▶ [What you have to do]:
Search the data for the word "text". Reproduce every line where it is found.

▶ [Exercise materials]:
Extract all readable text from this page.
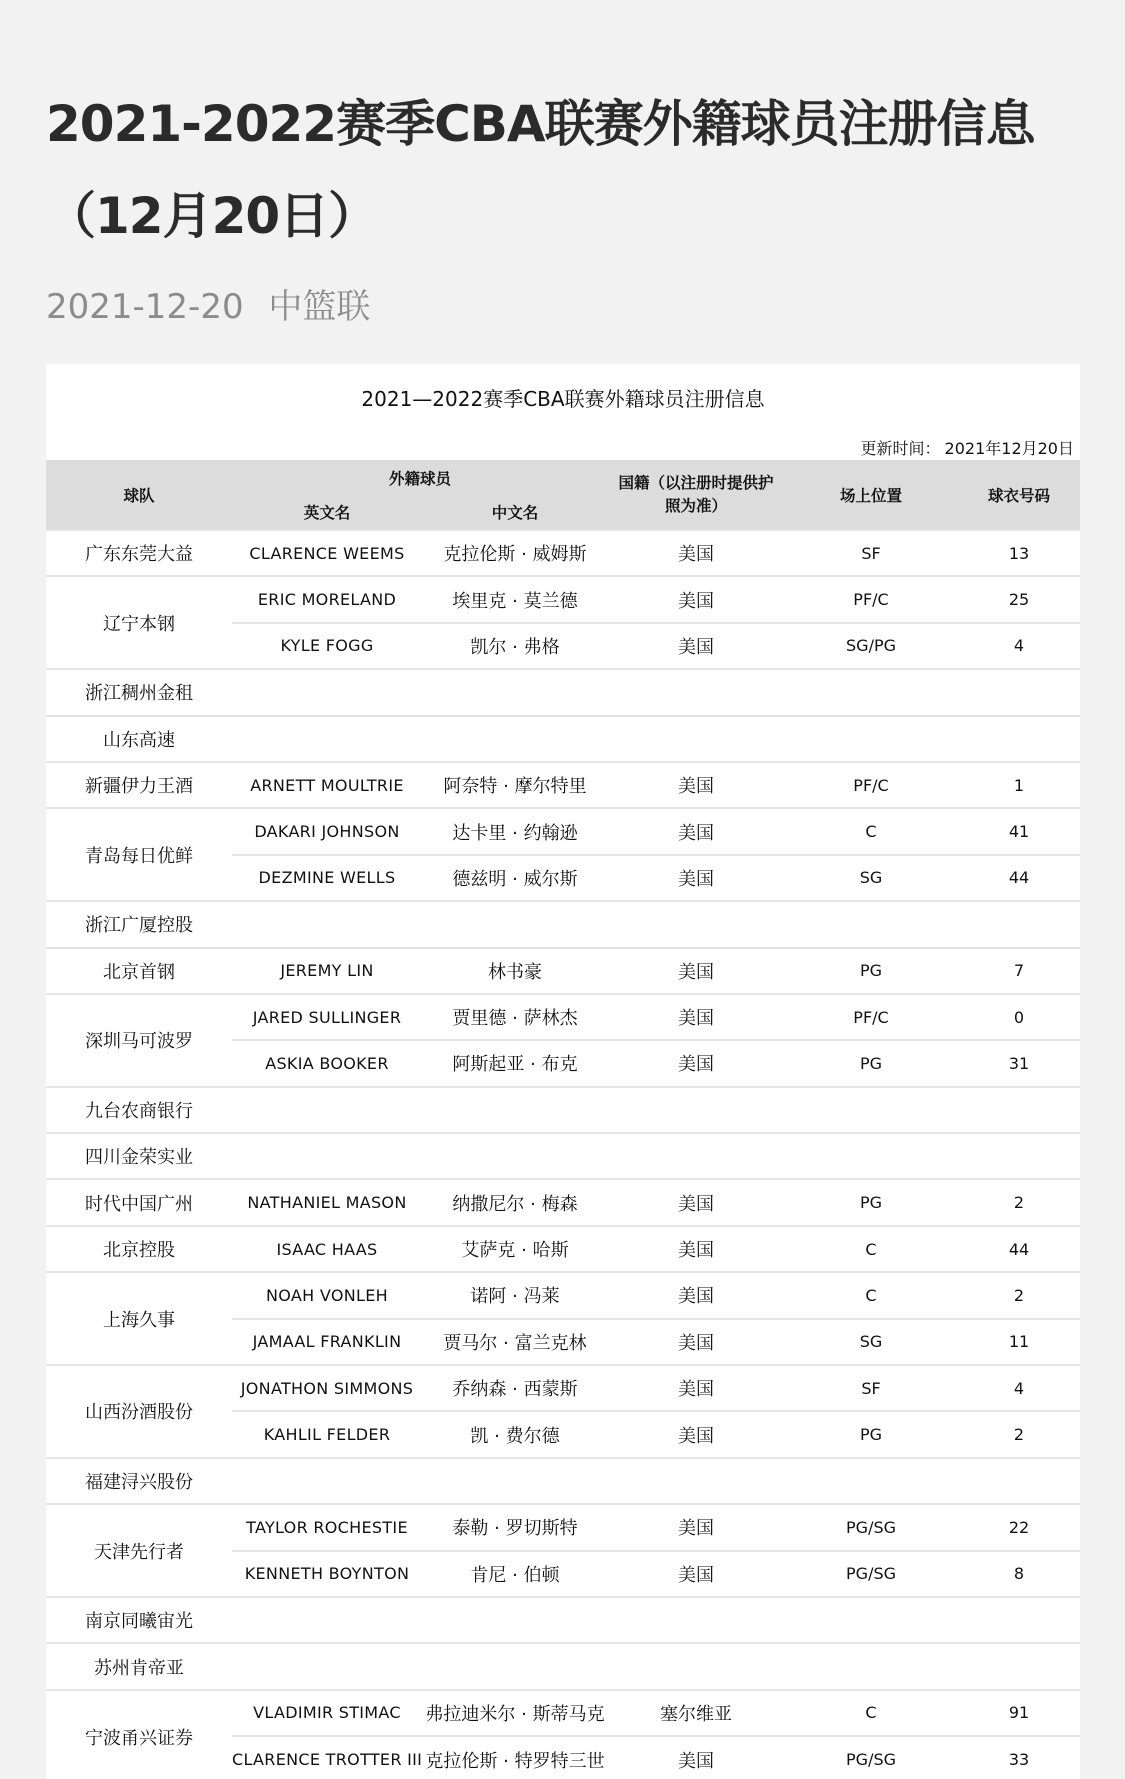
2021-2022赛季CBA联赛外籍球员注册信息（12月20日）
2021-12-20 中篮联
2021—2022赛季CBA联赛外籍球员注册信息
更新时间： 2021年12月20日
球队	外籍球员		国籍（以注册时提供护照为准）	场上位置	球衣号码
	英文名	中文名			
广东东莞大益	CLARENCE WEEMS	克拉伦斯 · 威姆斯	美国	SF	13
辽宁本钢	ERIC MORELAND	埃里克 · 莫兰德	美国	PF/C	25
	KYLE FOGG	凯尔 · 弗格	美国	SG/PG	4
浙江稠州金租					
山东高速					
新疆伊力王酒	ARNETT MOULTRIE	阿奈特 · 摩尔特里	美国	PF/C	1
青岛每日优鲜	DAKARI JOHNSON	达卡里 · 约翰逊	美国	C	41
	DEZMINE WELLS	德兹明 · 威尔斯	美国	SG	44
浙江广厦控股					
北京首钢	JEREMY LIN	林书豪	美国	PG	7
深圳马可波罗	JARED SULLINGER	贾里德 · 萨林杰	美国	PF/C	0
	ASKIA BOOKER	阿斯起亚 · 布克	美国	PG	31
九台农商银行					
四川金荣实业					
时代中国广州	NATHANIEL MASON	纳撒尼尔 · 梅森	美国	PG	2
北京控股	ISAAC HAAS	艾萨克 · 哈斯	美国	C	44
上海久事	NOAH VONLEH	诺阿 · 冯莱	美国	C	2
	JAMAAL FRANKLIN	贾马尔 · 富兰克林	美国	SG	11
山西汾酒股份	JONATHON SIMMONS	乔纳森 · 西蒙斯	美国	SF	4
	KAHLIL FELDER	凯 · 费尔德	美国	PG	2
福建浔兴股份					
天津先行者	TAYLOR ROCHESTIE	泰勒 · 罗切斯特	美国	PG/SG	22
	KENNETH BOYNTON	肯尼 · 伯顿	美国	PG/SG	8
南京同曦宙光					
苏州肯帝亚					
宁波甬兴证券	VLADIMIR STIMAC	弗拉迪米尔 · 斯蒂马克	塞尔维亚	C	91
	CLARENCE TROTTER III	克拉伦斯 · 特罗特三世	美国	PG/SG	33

* * *

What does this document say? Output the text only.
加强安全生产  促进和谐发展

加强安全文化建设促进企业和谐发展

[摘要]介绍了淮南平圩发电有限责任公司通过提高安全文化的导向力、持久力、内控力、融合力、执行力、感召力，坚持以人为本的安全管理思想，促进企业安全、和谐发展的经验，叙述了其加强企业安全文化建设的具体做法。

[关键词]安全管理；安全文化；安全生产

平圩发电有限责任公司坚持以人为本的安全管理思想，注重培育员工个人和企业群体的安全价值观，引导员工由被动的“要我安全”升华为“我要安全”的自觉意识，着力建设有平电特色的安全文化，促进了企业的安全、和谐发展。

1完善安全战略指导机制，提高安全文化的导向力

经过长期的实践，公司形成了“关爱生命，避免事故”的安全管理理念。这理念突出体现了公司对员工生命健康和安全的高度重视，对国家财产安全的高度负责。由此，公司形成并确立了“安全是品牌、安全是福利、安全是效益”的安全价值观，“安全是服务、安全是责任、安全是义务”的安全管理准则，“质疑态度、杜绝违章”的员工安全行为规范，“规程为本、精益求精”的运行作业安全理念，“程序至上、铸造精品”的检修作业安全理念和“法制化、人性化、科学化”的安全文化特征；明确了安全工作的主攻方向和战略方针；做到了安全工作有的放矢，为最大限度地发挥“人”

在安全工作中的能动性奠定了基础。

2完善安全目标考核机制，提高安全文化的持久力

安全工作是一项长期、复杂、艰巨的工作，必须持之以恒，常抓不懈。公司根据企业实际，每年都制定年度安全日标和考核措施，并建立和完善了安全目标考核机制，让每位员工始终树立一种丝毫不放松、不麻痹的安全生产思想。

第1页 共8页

▶ [Complete response]:
Extract all readable text from this page.
What does this document say? Output the text only.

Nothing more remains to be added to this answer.